** start of Provided material **
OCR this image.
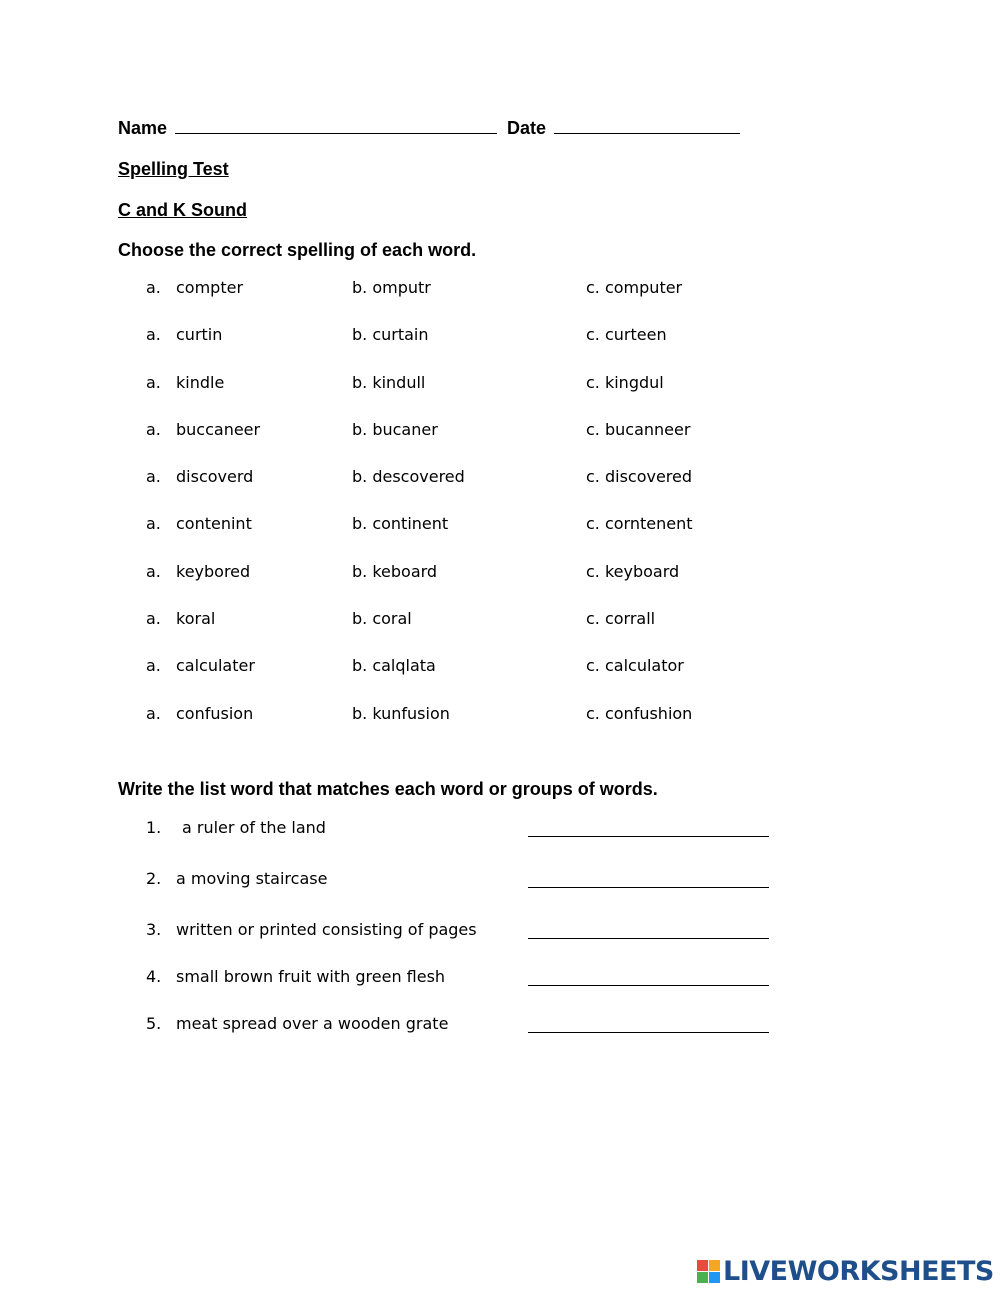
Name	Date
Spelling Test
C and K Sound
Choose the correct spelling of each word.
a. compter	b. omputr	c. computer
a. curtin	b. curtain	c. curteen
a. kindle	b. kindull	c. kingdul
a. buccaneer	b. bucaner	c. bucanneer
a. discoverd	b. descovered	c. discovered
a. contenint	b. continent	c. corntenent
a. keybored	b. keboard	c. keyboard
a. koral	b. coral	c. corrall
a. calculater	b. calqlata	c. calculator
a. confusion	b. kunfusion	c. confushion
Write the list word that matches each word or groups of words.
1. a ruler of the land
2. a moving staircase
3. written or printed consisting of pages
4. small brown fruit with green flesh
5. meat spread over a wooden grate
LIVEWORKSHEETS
** end of Provided material **
- [What you will do] Lines that hold "word" are the ones to copy; find all of them.

- [Solution for this task]
Choose the correct spelling of each word.
Write the list word that matches each word or groups of words.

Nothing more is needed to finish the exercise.